-- start of Stored data --

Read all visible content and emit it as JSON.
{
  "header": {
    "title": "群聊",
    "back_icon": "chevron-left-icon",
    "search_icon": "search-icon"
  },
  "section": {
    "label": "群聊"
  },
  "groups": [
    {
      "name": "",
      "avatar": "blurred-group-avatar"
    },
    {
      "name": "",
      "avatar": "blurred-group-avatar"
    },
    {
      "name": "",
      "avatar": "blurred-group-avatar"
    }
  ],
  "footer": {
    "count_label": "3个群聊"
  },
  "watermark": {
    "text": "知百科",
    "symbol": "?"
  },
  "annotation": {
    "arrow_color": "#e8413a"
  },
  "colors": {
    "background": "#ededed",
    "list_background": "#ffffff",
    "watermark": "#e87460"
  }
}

-- end of Stored data --

◆ **What to do**: Each line of the listing above should be output exactly.

◆ **Complete response**:
Read all visible content and emit it as JSON.
{
  "header": {
    "title": "群聊",
    "back_icon": "chevron-left-icon",
    "search_icon": "search-icon"
  },
  "section": {
    "label": "群聊"
  },
  "groups": [
    {
      "name": "",
      "avatar": "blurred-group-avatar"
    },
    {
      "name": "",
      "avatar": "blurred-group-avatar"
    },
    {
      "name": "",
      "avatar": "blurred-group-avatar"
    }
  ],
  "footer": {
    "count_label": "3个群聊"
  },
  "watermark": {
    "text": "知百科",
    "symbol": "?"
  },
  "annotation": {
    "arrow_color": "#e8413a"
  },
  "colors": {
    "background": "#ededed",
    "list_background": "#ffffff",
    "watermark": "#e87460"
  }
}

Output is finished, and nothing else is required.